PROBLEM REQUIREMENTS: Extract the complete listing and output it unchanged.

- - -

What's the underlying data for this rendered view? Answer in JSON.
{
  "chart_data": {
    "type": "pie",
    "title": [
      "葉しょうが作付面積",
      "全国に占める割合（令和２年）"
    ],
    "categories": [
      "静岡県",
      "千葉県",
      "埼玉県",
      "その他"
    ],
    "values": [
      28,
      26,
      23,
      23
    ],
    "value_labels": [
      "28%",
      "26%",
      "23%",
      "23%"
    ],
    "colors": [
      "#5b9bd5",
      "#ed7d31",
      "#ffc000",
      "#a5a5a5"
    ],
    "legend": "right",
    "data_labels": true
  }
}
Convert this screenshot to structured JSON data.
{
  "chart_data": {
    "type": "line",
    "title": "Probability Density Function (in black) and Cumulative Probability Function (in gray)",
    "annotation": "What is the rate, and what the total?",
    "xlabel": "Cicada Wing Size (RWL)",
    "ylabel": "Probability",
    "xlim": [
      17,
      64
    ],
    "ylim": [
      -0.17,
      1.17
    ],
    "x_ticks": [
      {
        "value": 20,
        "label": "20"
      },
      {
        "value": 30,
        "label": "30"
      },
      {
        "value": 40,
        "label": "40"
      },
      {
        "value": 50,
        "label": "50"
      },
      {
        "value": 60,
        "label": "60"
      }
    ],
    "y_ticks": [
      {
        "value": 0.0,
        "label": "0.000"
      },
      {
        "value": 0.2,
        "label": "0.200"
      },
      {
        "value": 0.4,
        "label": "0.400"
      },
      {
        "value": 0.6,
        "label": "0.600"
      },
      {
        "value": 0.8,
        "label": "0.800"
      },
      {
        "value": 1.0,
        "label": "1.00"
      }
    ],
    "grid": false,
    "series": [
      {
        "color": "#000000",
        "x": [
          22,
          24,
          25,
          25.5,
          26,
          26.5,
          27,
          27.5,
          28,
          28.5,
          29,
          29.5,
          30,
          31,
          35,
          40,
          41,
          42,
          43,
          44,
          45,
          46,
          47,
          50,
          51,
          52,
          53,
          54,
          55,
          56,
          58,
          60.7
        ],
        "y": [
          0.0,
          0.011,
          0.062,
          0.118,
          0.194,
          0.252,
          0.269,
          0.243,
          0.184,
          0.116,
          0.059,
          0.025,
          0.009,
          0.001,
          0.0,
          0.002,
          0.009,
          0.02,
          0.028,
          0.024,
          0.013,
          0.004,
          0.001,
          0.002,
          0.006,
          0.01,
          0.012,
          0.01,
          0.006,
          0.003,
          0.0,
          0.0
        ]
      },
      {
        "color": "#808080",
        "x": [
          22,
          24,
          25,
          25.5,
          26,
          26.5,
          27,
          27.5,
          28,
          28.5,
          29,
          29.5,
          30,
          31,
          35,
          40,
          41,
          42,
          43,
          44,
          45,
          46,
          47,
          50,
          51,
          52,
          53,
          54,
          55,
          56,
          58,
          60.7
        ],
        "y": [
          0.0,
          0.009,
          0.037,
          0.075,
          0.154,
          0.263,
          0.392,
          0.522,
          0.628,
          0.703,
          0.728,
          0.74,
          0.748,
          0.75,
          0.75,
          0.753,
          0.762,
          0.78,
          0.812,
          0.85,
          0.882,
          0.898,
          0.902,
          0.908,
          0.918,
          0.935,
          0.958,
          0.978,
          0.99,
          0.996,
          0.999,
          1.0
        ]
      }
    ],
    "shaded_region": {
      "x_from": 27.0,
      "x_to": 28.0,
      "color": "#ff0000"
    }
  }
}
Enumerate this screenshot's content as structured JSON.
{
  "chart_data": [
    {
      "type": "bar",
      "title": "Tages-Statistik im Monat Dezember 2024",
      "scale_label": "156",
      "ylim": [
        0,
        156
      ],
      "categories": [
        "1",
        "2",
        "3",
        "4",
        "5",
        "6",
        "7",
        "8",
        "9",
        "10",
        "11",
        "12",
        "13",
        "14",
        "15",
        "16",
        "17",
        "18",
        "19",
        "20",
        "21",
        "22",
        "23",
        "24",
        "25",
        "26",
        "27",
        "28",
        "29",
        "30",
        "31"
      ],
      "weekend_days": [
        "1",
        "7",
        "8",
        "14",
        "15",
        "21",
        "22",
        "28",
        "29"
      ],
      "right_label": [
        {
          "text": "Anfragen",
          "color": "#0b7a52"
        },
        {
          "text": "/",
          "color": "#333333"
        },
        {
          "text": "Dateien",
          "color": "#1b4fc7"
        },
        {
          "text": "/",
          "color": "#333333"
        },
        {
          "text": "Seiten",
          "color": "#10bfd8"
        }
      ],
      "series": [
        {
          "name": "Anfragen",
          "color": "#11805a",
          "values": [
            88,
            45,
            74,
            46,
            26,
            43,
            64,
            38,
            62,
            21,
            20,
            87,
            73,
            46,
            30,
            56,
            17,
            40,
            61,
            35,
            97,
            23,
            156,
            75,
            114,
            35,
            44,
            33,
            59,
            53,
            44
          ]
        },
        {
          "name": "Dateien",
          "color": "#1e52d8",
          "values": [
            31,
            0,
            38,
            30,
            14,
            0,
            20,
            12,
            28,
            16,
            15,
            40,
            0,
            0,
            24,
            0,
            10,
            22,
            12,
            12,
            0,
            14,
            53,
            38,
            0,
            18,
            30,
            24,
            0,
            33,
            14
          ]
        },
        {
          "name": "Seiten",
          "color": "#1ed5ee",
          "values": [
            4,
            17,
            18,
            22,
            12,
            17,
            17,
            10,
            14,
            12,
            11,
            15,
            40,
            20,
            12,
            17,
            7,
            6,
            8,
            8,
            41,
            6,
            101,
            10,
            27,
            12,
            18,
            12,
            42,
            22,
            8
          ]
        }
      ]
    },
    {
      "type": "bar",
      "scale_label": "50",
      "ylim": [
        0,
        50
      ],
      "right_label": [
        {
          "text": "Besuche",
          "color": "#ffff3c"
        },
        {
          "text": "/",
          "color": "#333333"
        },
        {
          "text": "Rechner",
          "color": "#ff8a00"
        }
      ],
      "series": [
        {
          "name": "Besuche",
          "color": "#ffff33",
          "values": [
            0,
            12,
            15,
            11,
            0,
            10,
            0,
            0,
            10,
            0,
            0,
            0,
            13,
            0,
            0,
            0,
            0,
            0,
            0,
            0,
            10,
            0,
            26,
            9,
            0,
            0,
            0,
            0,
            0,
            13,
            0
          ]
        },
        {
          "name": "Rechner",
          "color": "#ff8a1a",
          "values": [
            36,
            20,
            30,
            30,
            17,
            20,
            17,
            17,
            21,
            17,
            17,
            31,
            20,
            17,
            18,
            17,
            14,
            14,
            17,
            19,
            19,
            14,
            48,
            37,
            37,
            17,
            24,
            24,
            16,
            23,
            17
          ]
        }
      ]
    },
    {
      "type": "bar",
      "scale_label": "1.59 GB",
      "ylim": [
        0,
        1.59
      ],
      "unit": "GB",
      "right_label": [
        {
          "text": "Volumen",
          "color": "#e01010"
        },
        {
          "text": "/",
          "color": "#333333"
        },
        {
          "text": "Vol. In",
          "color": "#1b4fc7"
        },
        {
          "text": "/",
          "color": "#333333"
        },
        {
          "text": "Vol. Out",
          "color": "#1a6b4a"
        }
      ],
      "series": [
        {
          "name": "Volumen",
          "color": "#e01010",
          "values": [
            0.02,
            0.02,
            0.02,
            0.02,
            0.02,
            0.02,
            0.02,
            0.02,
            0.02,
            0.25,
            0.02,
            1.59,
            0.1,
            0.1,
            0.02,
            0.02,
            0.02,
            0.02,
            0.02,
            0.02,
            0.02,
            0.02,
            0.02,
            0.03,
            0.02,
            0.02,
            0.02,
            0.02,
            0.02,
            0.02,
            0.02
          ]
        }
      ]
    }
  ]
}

- - -

ANSWER TO THE TASK:
What's the underlying data for this rendered view? Answer in JSON.
{
  "chart_data": {
    "type": "pie",
    "title": [
      "葉しょうが作付面積",
      "全国に占める割合（令和２年）"
    ],
    "categories": [
      "静岡県",
      "千葉県",
      "埼玉県",
      "その他"
    ],
    "values": [
      28,
      26,
      23,
      23
    ],
    "value_labels": [
      "28%",
      "26%",
      "23%",
      "23%"
    ],
    "colors": [
      "#5b9bd5",
      "#ed7d31",
      "#ffc000",
      "#a5a5a5"
    ],
    "legend": "right",
    "data_labels": true
  }
}
Convert this screenshot to structured JSON data.
{
  "chart_data": {
    "type": "line",
    "title": "Probability Density Function (in black) and Cumulative Probability Function (in gray)",
    "annotation": "What is the rate, and what the total?",
    "xlabel": "Cicada Wing Size (RWL)",
    "ylabel": "Probability",
    "xlim": [
      17,
      64
    ],
    "ylim": [
      -0.17,
      1.17
    ],
    "x_ticks": [
      {
        "value": 20,
        "label": "20"
      },
      {
        "value": 30,
        "label": "30"
      },
      {
        "value": 40,
        "label": "40"
      },
      {
        "value": 50,
        "label": "50"
      },
      {
        "value": 60,
        "label": "60"
      }
    ],
    "y_ticks": [
      {
        "value": 0.0,
        "label": "0.000"
      },
      {
        "value": 0.2,
        "label": "0.200"
      },
      {
        "value": 0.4,
        "label": "0.400"
      },
      {
        "value": 0.6,
        "label": "0.600"
      },
      {
        "value": 0.8,
        "label": "0.800"
      },
      {
        "value": 1.0,
        "label": "1.00"
      }
    ],
    "grid": false,
    "series": [
      {
        "color": "#000000",
        "x": [
          22,
          24,
          25,
          25.5,
          26,
          26.5,
          27,
          27.5,
          28,
          28.5,
          29,
          29.5,
          30,
          31,
          35,
          40,
          41,
          42,
          43,
          44,
          45,
          46,
          47,
          50,
          51,
          52,
          53,
          54,
          55,
          56,
          58,
          60.7
        ],
        "y": [
          0.0,
          0.011,
          0.062,
          0.118,
          0.194,
          0.252,
          0.269,
          0.243,
          0.184,
          0.116,
          0.059,
          0.025,
          0.009,
          0.001,
          0.0,
          0.002,
          0.009,
          0.02,
          0.028,
          0.024,
          0.013,
          0.004,
          0.001,
          0.002,
          0.006,
          0.01,
          0.012,
          0.01,
          0.006,
          0.003,
          0.0,
          0.0
        ]
      },
      {
        "color": "#808080",
        "x": [
          22,
          24,
          25,
          25.5,
          26,
          26.5,
          27,
          27.5,
          28,
          28.5,
          29,
          29.5,
          30,
          31,
          35,
          40,
          41,
          42,
          43,
          44,
          45,
          46,
          47,
          50,
          51,
          52,
          53,
          54,
          55,
          56,
          58,
          60.7
        ],
        "y": [
          0.0,
          0.009,
          0.037,
          0.075,
          0.154,
          0.263,
          0.392,
          0.522,
          0.628,
          0.703,
          0.728,
          0.74,
          0.748,
          0.75,
          0.75,
          0.753,
          0.762,
          0.78,
          0.812,
          0.85,
          0.882,
          0.898,
          0.902,
          0.908,
          0.918,
          0.935,
          0.958,
          0.978,
          0.99,
          0.996,
          0.999,
          1.0
        ]
      }
    ],
    "shaded_region": {
      "x_from": 27.0,
      "x_to": 28.0,
      "color": "#ff0000"
    }
  }
}
Enumerate this screenshot's content as structured JSON.
{
  "chart_data": [
    {
      "type": "bar",
      "title": "Tages-Statistik im Monat Dezember 2024",
      "scale_label": "156",
      "ylim": [
        0,
        156
      ],
      "categories": [
        "1",
        "2",
        "3",
        "4",
        "5",
        "6",
        "7",
        "8",
        "9",
        "10",
        "11",
        "12",
        "13",
        "14",
        "15",
        "16",
        "17",
        "18",
        "19",
        "20",
        "21",
        "22",
        "23",
        "24",
        "25",
        "26",
        "27",
        "28",
        "29",
        "30",
        "31"
      ],
      "weekend_days": [
        "1",
        "7",
        "8",
        "14",
        "15",
        "21",
        "22",
        "28",
        "29"
      ],
      "right_label": [
        {
          "text": "Anfragen",
          "color": "#0b7a52"
        },
        {
          "text": "/",
          "color": "#333333"
        },
        {
          "text": "Dateien",
          "color": "#1b4fc7"
        },
        {
          "text": "/",
          "color": "#333333"
        },
        {
          "text": "Seiten",
          "color": "#10bfd8"
        }
      ],
      "series": [
        {
          "name": "Anfragen",
          "color": "#11805a",
          "values": [
            88,
            45,
            74,
            46,
            26,
            43,
            64,
            38,
            62,
            21,
            20,
            87,
            73,
            46,
            30,
            56,
            17,
            40,
            61,
            35,
            97,
            23,
            156,
            75,
            114,
            35,
            44,
            33,
            59,
            53,
            44
          ]
        },
        {
          "name": "Dateien",
          "color": "#1e52d8",
          "values": [
            31,
            0,
            38,
            30,
            14,
            0,
            20,
            12,
            28,
            16,
            15,
            40,
            0,
            0,
            24,
            0,
            10,
            22,
            12,
            12,
            0,
            14,
            53,
            38,
            0,
            18,
            30,
            24,
            0,
            33,
            14
          ]
        },
        {
          "name": "Seiten",
          "color": "#1ed5ee",
          "values": [
            4,
            17,
            18,
            22,
            12,
            17,
            17,
            10,
            14,
            12,
            11,
            15,
            40,
            20,
            12,
            17,
            7,
            6,
            8,
            8,
            41,
            6,
            101,
            10,
            27,
            12,
            18,
            12,
            42,
            22,
            8
          ]
        }
      ]
    },
    {
      "type": "bar",
      "scale_label": "50",
      "ylim": [
        0,
        50
      ],
      "right_label": [
        {
          "text": "Besuche",
          "color": "#ffff3c"
        },
        {
          "text": "/",
          "color": "#333333"
        },
        {
          "text": "Rechner",
          "color": "#ff8a00"
        }
      ],
      "series": [
        {
          "name": "Besuche",
          "color": "#ffff33",
          "values": [
            0,
            12,
            15,
            11,
            0,
            10,
            0,
            0,
            10,
            0,
            0,
            0,
            13,
            0,
            0,
            0,
            0,
            0,
            0,
            0,
            10,
            0,
            26,
            9,
            0,
            0,
            0,
            0,
            0,
            13,
            0
          ]
        },
        {
          "name": "Rechner",
          "color": "#ff8a1a",
          "values": [
            36,
            20,
            30,
            30,
            17,
            20,
            17,
            17,
            21,
            17,
            17,
            31,
            20,
            17,
            18,
            17,
            14,
            14,
            17,
            19,
            19,
            14,
            48,
            37,
            37,
            17,
            24,
            24,
            16,
            23,
            17
          ]
        }
      ]
    },
    {
      "type": "bar",
      "scale_label": "1.59 GB",
      "ylim": [
        0,
        1.59
      ],
      "unit": "GB",
      "right_label": [
        {
          "text": "Volumen",
          "color": "#e01010"
        },
        {
          "text": "/",
          "color": "#333333"
        },
        {
          "text": "Vol. In",
          "color": "#1b4fc7"
        },
        {
          "text": "/",
          "color": "#333333"
        },
        {
          "text": "Vol. Out",
          "color": "#1a6b4a"
        }
      ],
      "series": [
        {
          "name": "Volumen",
          "color": "#e01010",
          "values": [
            0.02,
            0.02,
            0.02,
            0.02,
            0.02,
            0.02,
            0.02,
            0.02,
            0.02,
            0.25,
            0.02,
            1.59,
            0.1,
            0.1,
            0.02,
            0.02,
            0.02,
            0.02,
            0.02,
            0.02,
            0.02,
            0.02,
            0.02,
            0.03,
            0.02,
            0.02,
            0.02,
            0.02,
            0.02,
            0.02,
            0.02
          ]
        }
      ]
    }
  ]
}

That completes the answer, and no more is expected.